Na Conferência de Revisão foi aprovada a Resolução n. 6, de 11 de junho de 2010, que definiu o crime de agressão como sendo “o planejamento, início ou execução, por uma pessoa em posição de efetivo controle ou direção da ação política ou militar de um Estado, de um ato de agressão que, por suas características, gravidade e escala, constitua uma violação manifesta da Carta das Nações Unidas”. Essa definição foi adotada por consenso, seguindo a linha da Resolução n. 3.314 da Assembleia Geral da ONU de 1974.
A entrada em vigor dessa alteração será lenta. Em primeiro lugar, o crime de agressão só será plenamente ativo no Estatuto a partir de 2017, por decisão de dois terços dos Estados Partes. Adicionalmente, o TPI só poderá adjudicar esses casos em relação a crimes de agressão ocorridos um ano após a ratificação da emenda por trinta Estados Partes.
A mecânica da ação criminal contra os líderes agressores levará em conta ainda a missão do Conselho de Segurança (CS) da ONU na preservação da paz. O Procurador deverá acionar o CS, que pode concordar com a existência de um cenário de agressão (essa conclusão política não vinculará o Tribunal no julgamento de cada indivíduo acusado). Caso o Conselho não determine a existência de agressão em seis meses, o Procurador poderá conduzir as investigações com autorização do Juízo de Instrução (Pre-Trial Chamber) do TPI. Claro que o CS pode usar seu poder geral de suspender o processo, invocando o art. 16 do Estatuto, que permite suspensão dos procedimentos do TPI por 12 meses, renováveis indefinidamente, por decisão do CS.
Dentro dos limites da jurisdição do Tribunal (limites materiais, espaciais e temporais), o início da investigação pode ocorrer por:
1) iniciativa (motu proprio) do Procurador (em 2012, Fatu Bensouda, primeira mulher a ocupar esse posto);
2) por remessa de um Estado Parte ou por declaração específica de Estado não Parte e, finalmente;
3) por decisão do Conselho de Segurança (que atingirá inclusive os crimes ocorridos em Estados não contratantes).

Itens de dados:
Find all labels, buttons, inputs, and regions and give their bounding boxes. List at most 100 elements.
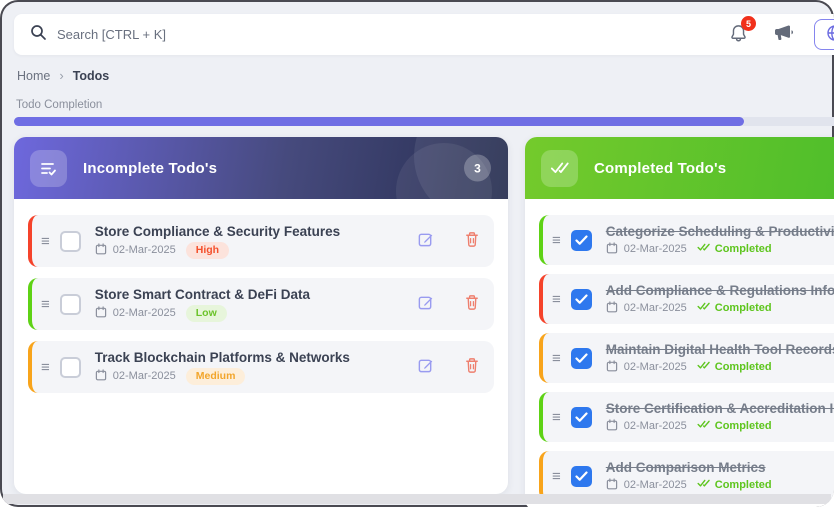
todo-text: Store Compliance & Security Features 02-… bbox=[95, 224, 340, 259]
todo-checkbox[interactable] bbox=[60, 231, 81, 252]
search-bar[interactable] bbox=[30, 24, 729, 46]
search-input[interactable] bbox=[57, 27, 357, 42]
completed-status: Completed bbox=[697, 302, 772, 314]
completed-status: Completed bbox=[697, 479, 772, 491]
todo-text: Track Blockchain Platforms & Networks 02… bbox=[95, 350, 350, 385]
double-check-small-icon bbox=[697, 420, 711, 432]
row-actions bbox=[415, 292, 482, 316]
double-check-small-icon bbox=[697, 243, 711, 255]
megaphone-icon bbox=[774, 24, 794, 45]
completed-todo-row[interactable]: ≡ Categorize Scheduling & Productivity A… bbox=[539, 215, 834, 265]
breadcrumb-home-link[interactable]: Home bbox=[17, 69, 50, 83]
drag-handle-icon[interactable]: ≡ bbox=[552, 292, 561, 307]
completed-status-text: Completed bbox=[715, 420, 772, 432]
incomplete-count-badge: 3 bbox=[464, 155, 491, 182]
trash-icon bbox=[464, 231, 480, 251]
todo-checkbox-checked[interactable] bbox=[571, 348, 592, 369]
completed-todo-row[interactable]: ≡ Store Certification & Accreditation In… bbox=[539, 392, 834, 442]
todo-checkbox-checked[interactable] bbox=[571, 230, 592, 251]
calendar-icon bbox=[606, 419, 618, 434]
todo-date: 02-Mar-2025 bbox=[113, 244, 176, 256]
search-icon bbox=[30, 24, 47, 46]
incomplete-todo-row[interactable]: ≡ Store Smart Contract & DeFi Data 02-Ma… bbox=[28, 278, 494, 330]
incomplete-todo-row[interactable]: ≡ Store Compliance & Security Features 0… bbox=[28, 215, 494, 267]
app-window: 5 Home › Todos Todo Completion bbox=[0, 0, 834, 507]
calendar-icon bbox=[606, 478, 618, 493]
completed-todo-row[interactable]: ≡ Maintain Digital Health Tool Records 0… bbox=[539, 333, 834, 383]
todo-date: 02-Mar-2025 bbox=[624, 243, 687, 255]
completed-card-header: Completed Todo's bbox=[525, 137, 834, 199]
todo-title: Track Blockchain Platforms & Networks bbox=[95, 350, 350, 365]
horizontal-scrollbar[interactable] bbox=[3, 494, 831, 504]
todo-meta: 02-Mar-2025 Completed bbox=[606, 242, 834, 257]
language-selector-button[interactable] bbox=[814, 19, 834, 50]
topbar-actions: 5 bbox=[729, 19, 834, 50]
todo-completion-label: Todo Completion bbox=[16, 99, 102, 111]
notifications-button[interactable]: 5 bbox=[729, 23, 748, 46]
drag-handle-icon[interactable]: ≡ bbox=[552, 351, 561, 366]
todo-text: Store Smart Contract & DeFi Data 02-Mar-… bbox=[95, 287, 310, 322]
calendar-icon bbox=[95, 243, 107, 258]
completed-todos-card: Completed Todo's ≡ Categorize Scheduling… bbox=[525, 137, 834, 507]
todo-checkbox[interactable] bbox=[60, 294, 81, 315]
todo-meta: 02-Mar-2025 Completed bbox=[606, 478, 772, 493]
drag-handle-icon[interactable]: ≡ bbox=[552, 233, 561, 248]
delete-todo-button[interactable] bbox=[462, 229, 482, 253]
todo-date: 02-Mar-2025 bbox=[624, 479, 687, 491]
edit-icon bbox=[417, 231, 434, 251]
completed-card-title: Completed Todo's bbox=[594, 160, 726, 177]
topbar: 5 bbox=[14, 14, 834, 55]
todo-title: Store Compliance & Security Features bbox=[95, 224, 340, 239]
delete-todo-button[interactable] bbox=[462, 355, 482, 379]
completed-status: Completed bbox=[697, 420, 772, 432]
completed-status-text: Completed bbox=[715, 479, 772, 491]
todo-cards: Incomplete Todo's 3 ≡ Store Compliance &… bbox=[14, 137, 834, 507]
edit-todo-button[interactable] bbox=[415, 229, 436, 253]
edit-todo-button[interactable] bbox=[415, 292, 436, 316]
drag-handle-icon[interactable]: ≡ bbox=[41, 297, 50, 312]
drag-handle-icon[interactable]: ≡ bbox=[41, 360, 50, 375]
priority-badge: Medium bbox=[186, 368, 246, 385]
todo-checkbox-checked[interactable] bbox=[571, 289, 592, 310]
todo-date: 02-Mar-2025 bbox=[624, 302, 687, 314]
drag-handle-icon[interactable]: ≡ bbox=[552, 410, 561, 425]
completed-todo-row[interactable]: ≡ Add Compliance & Regulations Info 02-M… bbox=[539, 274, 834, 324]
todo-meta: 02-Mar-2025 Completed bbox=[606, 419, 834, 434]
todo-title: Add Compliance & Regulations Info bbox=[606, 283, 834, 298]
double-check-small-icon bbox=[697, 361, 711, 373]
trash-icon bbox=[464, 294, 480, 314]
todo-title: Maintain Digital Health Tool Records bbox=[606, 342, 834, 357]
completed-todo-list: ≡ Categorize Scheduling & Productivity A… bbox=[525, 199, 834, 501]
todo-title: Store Smart Contract & DeFi Data bbox=[95, 287, 310, 302]
progress-fill bbox=[14, 117, 744, 126]
incomplete-todos-card: Incomplete Todo's 3 ≡ Store Compliance &… bbox=[14, 137, 508, 494]
drag-handle-icon[interactable]: ≡ bbox=[41, 234, 50, 249]
calendar-icon bbox=[95, 369, 107, 384]
todo-text: Add Comparison Metrics 02-Mar-2025 bbox=[606, 460, 772, 493]
incomplete-todo-row[interactable]: ≡ Track Blockchain Platforms & Networks … bbox=[28, 341, 494, 393]
priority-badge: Low bbox=[186, 305, 227, 322]
todo-checkbox-checked[interactable] bbox=[571, 466, 592, 487]
priority-badge: High bbox=[186, 242, 229, 259]
todo-text: Add Compliance & Regulations Info 02-Mar… bbox=[606, 283, 834, 316]
todo-completion-progressbar bbox=[14, 117, 834, 126]
todo-date: 02-Mar-2025 bbox=[624, 420, 687, 432]
todo-title: Store Certification & Accreditation Info bbox=[606, 401, 834, 416]
list-check-icon bbox=[30, 150, 67, 187]
todo-meta: 02-Mar-2025 Completed bbox=[606, 360, 834, 375]
delete-todo-button[interactable] bbox=[462, 292, 482, 316]
todo-checkbox[interactable] bbox=[60, 357, 81, 378]
todo-checkbox-checked[interactable] bbox=[571, 407, 592, 428]
edit-todo-button[interactable] bbox=[415, 355, 436, 379]
incomplete-card-title: Incomplete Todo's bbox=[83, 160, 217, 177]
double-check-small-icon bbox=[697, 302, 711, 314]
todo-title: Categorize Scheduling & Productivity App… bbox=[606, 224, 834, 239]
incomplete-todo-list: ≡ Store Compliance & Security Features 0… bbox=[14, 199, 508, 393]
announcements-button[interactable] bbox=[774, 24, 794, 45]
drag-handle-icon[interactable]: ≡ bbox=[552, 469, 561, 484]
todo-title: Add Comparison Metrics bbox=[606, 460, 772, 475]
todo-meta: 02-Mar-2025 Medium bbox=[95, 368, 350, 385]
trash-icon bbox=[464, 357, 480, 377]
edit-icon bbox=[417, 357, 434, 377]
todo-date: 02-Mar-2025 bbox=[624, 361, 687, 373]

**TAREFAS A CUMPRIR**
a: De acordo com o texto sobre o crime de agressão, quantos Estados Partes precisam ratificar a emenda para que o TPI possa julgar esses casos?
b: Liste todas as formas de início de uma investigação no TPI apontadas no texto sobre o crime de agressão.

**RESULTADOS DAS TAREFAS**
a: Trinta Estados Partes.

b:
1) Iniciativa (motu proprio) do Procurador;
2) Remessa de um Estado Parte ou declaração específica de Estado não Parte;
3) Decisão do Conselho de Segurança.